TASK TO COMPLETE: Your task is to quote the material that follows, in full and exactly.

....

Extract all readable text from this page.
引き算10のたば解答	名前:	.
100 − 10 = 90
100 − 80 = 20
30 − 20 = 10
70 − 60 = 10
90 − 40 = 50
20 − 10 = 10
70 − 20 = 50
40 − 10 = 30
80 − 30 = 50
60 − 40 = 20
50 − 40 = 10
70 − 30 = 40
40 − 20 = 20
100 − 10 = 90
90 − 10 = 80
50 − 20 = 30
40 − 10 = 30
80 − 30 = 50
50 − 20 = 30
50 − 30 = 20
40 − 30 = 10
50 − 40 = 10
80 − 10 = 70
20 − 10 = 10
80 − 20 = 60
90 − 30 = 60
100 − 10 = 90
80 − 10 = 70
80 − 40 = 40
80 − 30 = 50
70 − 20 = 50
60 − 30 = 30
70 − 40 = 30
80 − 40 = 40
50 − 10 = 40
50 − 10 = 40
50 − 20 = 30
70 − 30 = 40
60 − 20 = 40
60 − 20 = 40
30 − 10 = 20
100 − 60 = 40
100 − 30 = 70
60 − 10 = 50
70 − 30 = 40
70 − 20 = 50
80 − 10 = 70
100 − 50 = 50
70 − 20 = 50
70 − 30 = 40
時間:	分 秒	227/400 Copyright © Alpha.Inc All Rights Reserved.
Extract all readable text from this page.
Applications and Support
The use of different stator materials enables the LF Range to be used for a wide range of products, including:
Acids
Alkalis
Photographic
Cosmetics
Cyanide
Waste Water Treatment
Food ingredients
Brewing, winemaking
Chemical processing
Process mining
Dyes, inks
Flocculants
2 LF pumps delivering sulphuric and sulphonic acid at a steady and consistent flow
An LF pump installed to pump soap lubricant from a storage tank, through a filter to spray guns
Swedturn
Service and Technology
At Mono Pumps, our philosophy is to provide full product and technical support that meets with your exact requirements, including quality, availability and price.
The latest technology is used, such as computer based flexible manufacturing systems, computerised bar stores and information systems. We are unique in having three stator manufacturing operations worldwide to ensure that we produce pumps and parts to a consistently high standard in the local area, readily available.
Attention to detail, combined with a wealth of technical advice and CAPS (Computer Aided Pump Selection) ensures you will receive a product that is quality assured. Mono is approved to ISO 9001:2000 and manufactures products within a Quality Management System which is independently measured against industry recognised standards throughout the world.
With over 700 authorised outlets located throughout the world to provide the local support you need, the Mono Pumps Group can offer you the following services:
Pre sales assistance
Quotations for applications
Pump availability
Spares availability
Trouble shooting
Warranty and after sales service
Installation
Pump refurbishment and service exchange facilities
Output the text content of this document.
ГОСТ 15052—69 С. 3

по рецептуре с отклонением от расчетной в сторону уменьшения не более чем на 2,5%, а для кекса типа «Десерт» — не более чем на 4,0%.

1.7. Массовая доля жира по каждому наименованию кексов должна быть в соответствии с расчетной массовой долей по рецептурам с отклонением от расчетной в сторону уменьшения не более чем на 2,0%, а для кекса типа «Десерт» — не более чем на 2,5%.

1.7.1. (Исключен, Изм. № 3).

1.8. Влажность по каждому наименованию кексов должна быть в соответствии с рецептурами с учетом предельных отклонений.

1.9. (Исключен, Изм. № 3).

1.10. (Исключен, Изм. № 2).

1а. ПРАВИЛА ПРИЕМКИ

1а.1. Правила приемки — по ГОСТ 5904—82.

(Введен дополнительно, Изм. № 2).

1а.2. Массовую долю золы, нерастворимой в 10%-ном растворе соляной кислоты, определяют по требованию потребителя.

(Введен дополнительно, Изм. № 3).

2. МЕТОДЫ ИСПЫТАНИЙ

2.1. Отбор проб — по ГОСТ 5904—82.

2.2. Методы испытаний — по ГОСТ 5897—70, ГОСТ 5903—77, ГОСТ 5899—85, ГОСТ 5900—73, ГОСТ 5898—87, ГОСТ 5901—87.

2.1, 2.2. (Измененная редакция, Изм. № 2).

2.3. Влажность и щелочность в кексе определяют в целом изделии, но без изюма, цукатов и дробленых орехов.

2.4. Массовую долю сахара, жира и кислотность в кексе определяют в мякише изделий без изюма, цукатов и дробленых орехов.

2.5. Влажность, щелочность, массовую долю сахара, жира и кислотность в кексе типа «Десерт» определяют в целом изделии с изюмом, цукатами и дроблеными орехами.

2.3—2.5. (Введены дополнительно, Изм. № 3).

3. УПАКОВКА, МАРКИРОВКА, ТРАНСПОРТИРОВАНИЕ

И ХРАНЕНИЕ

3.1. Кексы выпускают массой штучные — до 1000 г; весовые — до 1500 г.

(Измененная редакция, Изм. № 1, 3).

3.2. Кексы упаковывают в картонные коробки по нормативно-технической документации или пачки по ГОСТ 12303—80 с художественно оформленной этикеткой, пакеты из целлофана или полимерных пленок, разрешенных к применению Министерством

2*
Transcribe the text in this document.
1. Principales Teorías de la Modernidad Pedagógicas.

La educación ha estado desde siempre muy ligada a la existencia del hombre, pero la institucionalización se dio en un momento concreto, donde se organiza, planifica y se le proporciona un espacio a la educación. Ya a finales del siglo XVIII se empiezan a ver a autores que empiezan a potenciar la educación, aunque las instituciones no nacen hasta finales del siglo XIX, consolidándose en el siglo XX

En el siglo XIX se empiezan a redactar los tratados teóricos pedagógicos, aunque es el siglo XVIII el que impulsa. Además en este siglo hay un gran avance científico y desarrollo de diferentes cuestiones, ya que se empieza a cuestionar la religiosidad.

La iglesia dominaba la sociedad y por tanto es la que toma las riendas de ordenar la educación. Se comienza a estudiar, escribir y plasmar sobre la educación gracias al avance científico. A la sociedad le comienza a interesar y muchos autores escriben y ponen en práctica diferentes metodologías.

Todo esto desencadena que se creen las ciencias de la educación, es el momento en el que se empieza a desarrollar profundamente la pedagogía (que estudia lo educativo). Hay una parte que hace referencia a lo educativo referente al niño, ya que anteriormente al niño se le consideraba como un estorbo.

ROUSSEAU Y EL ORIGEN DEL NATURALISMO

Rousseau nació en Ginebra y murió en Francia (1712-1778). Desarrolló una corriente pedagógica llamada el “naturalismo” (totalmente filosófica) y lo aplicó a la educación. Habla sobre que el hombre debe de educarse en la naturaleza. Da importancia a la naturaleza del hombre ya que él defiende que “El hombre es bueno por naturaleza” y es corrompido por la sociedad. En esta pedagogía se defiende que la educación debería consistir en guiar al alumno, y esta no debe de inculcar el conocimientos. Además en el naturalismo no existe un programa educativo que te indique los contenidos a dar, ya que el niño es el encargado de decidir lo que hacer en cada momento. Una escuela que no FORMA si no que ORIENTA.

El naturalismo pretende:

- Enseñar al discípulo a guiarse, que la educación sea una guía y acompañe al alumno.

....

ANSWER TO THIS PROBLEM:
Extract all readable text from this page.
引き算10のたば解答	名前:	.
100 − 10 = 90
100 − 80 = 20
30 − 20 = 10
70 − 60 = 10
90 − 40 = 50
20 − 10 = 10
70 − 20 = 50
40 − 10 = 30
80 − 30 = 50
60 − 40 = 20
50 − 40 = 10
70 − 30 = 40
40 − 20 = 20
100 − 10 = 90
90 − 10 = 80
50 − 20 = 30
40 − 10 = 30
80 − 30 = 50
50 − 20 = 30
50 − 30 = 20
40 − 30 = 10
50 − 40 = 10
80 − 10 = 70
20 − 10 = 10
80 − 20 = 60
90 − 30 = 60
100 − 10 = 90
80 − 10 = 70
80 − 40 = 40
80 − 30 = 50
70 − 20 = 50
60 − 30 = 30
70 − 40 = 30
80 − 40 = 40
50 − 10 = 40
50 − 10 = 40
50 − 20 = 30
70 − 30 = 40
60 − 20 = 40
60 − 20 = 40
30 − 10 = 20
100 − 60 = 40
100 − 30 = 70
60 − 10 = 50
70 − 30 = 40
70 − 20 = 50
80 − 10 = 70
100 − 50 = 50
70 − 20 = 50
70 − 30 = 40
時間:	分 秒	227/400 Copyright © Alpha.Inc All Rights Reserved.
Extract all readable text from this page.
Applications and Support
The use of different stator materials enables the LF Range to be used for a wide range of products, including:
Acids
Alkalis
Photographic
Cosmetics
Cyanide
Waste Water Treatment
Food ingredients
Brewing, winemaking
Chemical processing
Process mining
Dyes, inks
Flocculants
2 LF pumps delivering sulphuric and sulphonic acid at a steady and consistent flow
An LF pump installed to pump soap lubricant from a storage tank, through a filter to spray guns
Swedturn
Service and Technology
At Mono Pumps, our philosophy is to provide full product and technical support that meets with your exact requirements, including quality, availability and price.
The latest technology is used, such as computer based flexible manufacturing systems, computerised bar stores and information systems. We are unique in having three stator manufacturing operations worldwide to ensure that we produce pumps and parts to a consistently high standard in the local area, readily available.
Attention to detail, combined with a wealth of technical advice and CAPS (Computer Aided Pump Selection) ensures you will receive a product that is quality assured. Mono is approved to ISO 9001:2000 and manufactures products within a Quality Management System which is independently measured against industry recognised standards throughout the world.
With over 700 authorised outlets located throughout the world to provide the local support you need, the Mono Pumps Group can offer you the following services:
Pre sales assistance
Quotations for applications
Pump availability
Spares availability
Trouble shooting
Warranty and after sales service
Installation
Pump refurbishment and service exchange facilities
Output the text content of this document.
ГОСТ 15052—69 С. 3

по рецептуре с отклонением от расчетной в сторону уменьшения не более чем на 2,5%, а для кекса типа «Десерт» — не более чем на 4,0%.

1.7. Массовая доля жира по каждому наименованию кексов должна быть в соответствии с расчетной массовой долей по рецептурам с отклонением от расчетной в сторону уменьшения не более чем на 2,0%, а для кекса типа «Десерт» — не более чем на 2,5%.

1.7.1. (Исключен, Изм. № 3).

1.8. Влажность по каждому наименованию кексов должна быть в соответствии с рецептурами с учетом предельных отклонений.

1.9. (Исключен, Изм. № 3).

1.10. (Исключен, Изм. № 2).

1а. ПРАВИЛА ПРИЕМКИ

1а.1. Правила приемки — по ГОСТ 5904—82.

(Введен дополнительно, Изм. № 2).

1а.2. Массовую долю золы, нерастворимой в 10%-ном растворе соляной кислоты, определяют по требованию потребителя.

(Введен дополнительно, Изм. № 3).

2. МЕТОДЫ ИСПЫТАНИЙ

2.1. Отбор проб — по ГОСТ 5904—82.

2.2. Методы испытаний — по ГОСТ 5897—70, ГОСТ 5903—77, ГОСТ 5899—85, ГОСТ 5900—73, ГОСТ 5898—87, ГОСТ 5901—87.

2.1, 2.2. (Измененная редакция, Изм. № 2).

2.3. Влажность и щелочность в кексе определяют в целом изделии, но без изюма, цукатов и дробленых орехов.

2.4. Массовую долю сахара, жира и кислотность в кексе определяют в мякише изделий без изюма, цукатов и дробленых орехов.

2.5. Влажность, щелочность, массовую долю сахара, жира и кислотность в кексе типа «Десерт» определяют в целом изделии с изюмом, цукатами и дроблеными орехами.

2.3—2.5. (Введены дополнительно, Изм. № 3).

3. УПАКОВКА, МАРКИРОВКА, ТРАНСПОРТИРОВАНИЕ

И ХРАНЕНИЕ

3.1. Кексы выпускают массой штучные — до 1000 г; весовые — до 1500 г.

(Измененная редакция, Изм. № 1, 3).

3.2. Кексы упаковывают в картонные коробки по нормативно-технической документации или пачки по ГОСТ 12303—80 с художественно оформленной этикеткой, пакеты из целлофана или полимерных пленок, разрешенных к применению Министерством

2*
Transcribe the text in this document.
1. Principales Teorías de la Modernidad Pedagógicas.

La educación ha estado desde siempre muy ligada a la existencia del hombre, pero la institucionalización se dio en un momento concreto, donde se organiza, planifica y se le proporciona un espacio a la educación. Ya a finales del siglo XVIII se empiezan a ver a autores que empiezan a potenciar la educación, aunque las instituciones no nacen hasta finales del siglo XIX, consolidándose en el siglo XX

En el siglo XIX se empiezan a redactar los tratados teóricos pedagógicos, aunque es el siglo XVIII el que impulsa. Además en este siglo hay un gran avance científico y desarrollo de diferentes cuestiones, ya que se empieza a cuestionar la religiosidad.

La iglesia dominaba la sociedad y por tanto es la que toma las riendas de ordenar la educación. Se comienza a estudiar, escribir y plasmar sobre la educación gracias al avance científico. A la sociedad le comienza a interesar y muchos autores escriben y ponen en práctica diferentes metodologías.

Todo esto desencadena que se creen las ciencias de la educación, es el momento en el que se empieza a desarrollar profundamente la pedagogía (que estudia lo educativo). Hay una parte que hace referencia a lo educativo referente al niño, ya que anteriormente al niño se le consideraba como un estorbo.

ROUSSEAU Y EL ORIGEN DEL NATURALISMO

Rousseau nació en Ginebra y murió en Francia (1712-1778). Desarrolló una corriente pedagógica llamada el “naturalismo” (totalmente filosófica) y lo aplicó a la educación. Habla sobre que el hombre debe de educarse en la naturaleza. Da importancia a la naturaleza del hombre ya que él defiende que “El hombre es bueno por naturaleza” y es corrompido por la sociedad. En esta pedagogía se defiende que la educación debería consistir en guiar al alumno, y esta no debe de inculcar el conocimientos. Además en el naturalismo no existe un programa educativo que te indique los contenidos a dar, ya que el niño es el encargado de decidir lo que hacer en cada momento. Una escuela que no FORMA si no que ORIENTA.

El naturalismo pretende:

- Enseñar al discípulo a guiarse, que la educación sea una guía y acompañe al alumno.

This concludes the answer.